### WORK ORDER
In the records below, some lines contain the word "name". Copy each of them.

⁂

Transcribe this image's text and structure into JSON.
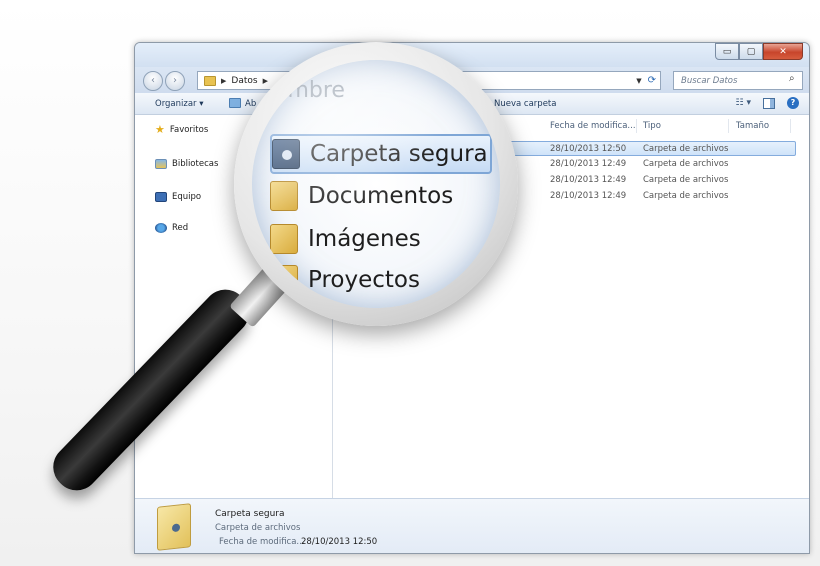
{
  "window": {
    "caption_buttons": [
      "minimize-icon",
      "maximize-icon",
      "close-icon"
    ],
    "caption_glyphs": {
      "minimize": "▭",
      "maximize": "▢",
      "close": "✕"
    }
  },
  "navigation": {
    "back_icon": "back-arrow-icon",
    "forward_icon": "forward-arrow-icon",
    "address_path": [
      "Datos"
    ],
    "search_placeholder": "Buscar Datos"
  },
  "toolbar": {
    "organize_label": "Organizar ▾",
    "open_label": "Ab",
    "new_folder_label": "Nueva carpeta"
  },
  "sidebar": {
    "items": [
      {
        "label": "Favoritos",
        "icon": "star-icon"
      },
      {
        "label": "Bibliotecas",
        "icon": "libraries-icon"
      },
      {
        "label": "Equipo",
        "icon": "computer-icon"
      },
      {
        "label": "Red",
        "icon": "network-icon"
      }
    ]
  },
  "file_list": {
    "columns": {
      "date": "Fecha de modifica...",
      "type": "Tipo",
      "size": "Tamaño"
    },
    "rows": [
      {
        "name": "Carpeta segura",
        "date": "28/10/2013 12:50",
        "type": "Carpeta de archivos",
        "selected": true
      },
      {
        "name": "Documentos",
        "date": "28/10/2013 12:49",
        "type": "Carpeta de archivos",
        "selected": false
      },
      {
        "name": "Imágenes",
        "date": "28/10/2013 12:49",
        "type": "Carpeta de archivos",
        "selected": false
      },
      {
        "name": "Proyectos",
        "date": "28/10/2013 12:49",
        "type": "Carpeta de archivos",
        "selected": false
      }
    ]
  },
  "magnifier": {
    "header_text": "ombre",
    "items": [
      "Carpeta segura",
      "Documentos",
      "Imágenes",
      "Proyectos"
    ]
  },
  "details": {
    "title": "Carpeta segura",
    "subtitle": "Carpeta de archivos",
    "date_label": "Fecha de modifica...",
    "date_value": "28/10/2013 12:50"
  },
  "colors": {
    "selection": "#cfe3f9",
    "folder": "#e2c15a",
    "accent": "#2a6fc2"
  }
}
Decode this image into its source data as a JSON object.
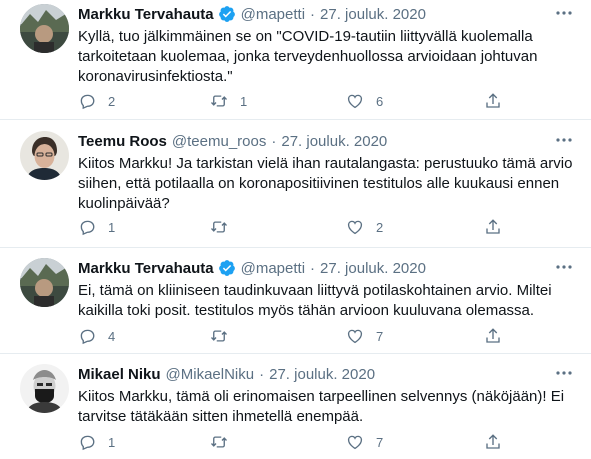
{
  "tweets": [
    {
      "name": "Markku Tervahauta",
      "verified": true,
      "handle": "@mapetti",
      "separator": "·",
      "date": "27. jouluk. 2020",
      "lines": [
        "Kyllä, tuo jälkimmäinen se on \"COVID-19-tautiin liittyvällä kuolemalla",
        "tarkoitetaan kuolemaa, jonka terveydenhuollossa arvioidaan johtuvan",
        "koronavirusinfektiosta.\""
      ],
      "replies": "2",
      "retweets": "1",
      "likes": "6"
    },
    {
      "name": "Teemu Roos",
      "verified": false,
      "handle": "@teemu_roos",
      "separator": "·",
      "date": "27. jouluk. 2020",
      "lines": [
        "Kiitos Markku! Ja tarkistan vielä ihan rautalangasta: perustuuko tämä arvio",
        "siihen, että potilaalla on koronapositiivinen testitulos alle kuukausi ennen",
        "kuolinpäivää?"
      ],
      "replies": "1",
      "retweets": "",
      "likes": "2"
    },
    {
      "name": "Markku Tervahauta",
      "verified": true,
      "handle": "@mapetti",
      "separator": "·",
      "date": "27. jouluk. 2020",
      "lines": [
        "Ei, tämä on kliiniseen taudinkuvaan liittyvä potilaskohtainen arvio. Miltei",
        "kaikilla toki posit. testitulos myös tähän arvioon kuuluvana olemassa."
      ],
      "replies": "4",
      "retweets": "",
      "likes": "7"
    },
    {
      "name": "Mikael Niku",
      "verified": false,
      "handle": "@MikaelNiku",
      "separator": "·",
      "date": "27. jouluk. 2020",
      "lines": [
        "Kiitos Markku, tämä oli erinomaisen tarpeellinen selvennys (näköjään)! Ei",
        "tarvitse tätäkään sitten ihmetellä enempää."
      ],
      "replies": "1",
      "retweets": "",
      "likes": "7"
    }
  ],
  "icons": {
    "reply": "reply-icon",
    "retweet": "retweet-icon",
    "like": "heart-icon",
    "share": "share-icon",
    "more": "more-icon",
    "verified": "verified-badge-icon"
  },
  "colors": {
    "text": "#0f1419",
    "secondary": "#5b7083",
    "verified": "#1da1f2",
    "divider": "#e6ecf0"
  }
}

⁂

### SOLUTION FOR THIS PROBLEM
        "name": "Carpeta segura",
        "name": "Documentos",
        "name": "Imágenes",
        "name": "Proyectos",
      "name": "Markku Tervahauta",
      "name": "Teemu Roos",
      "name": "Markku Tervahauta",
      "name": "Mikael Niku",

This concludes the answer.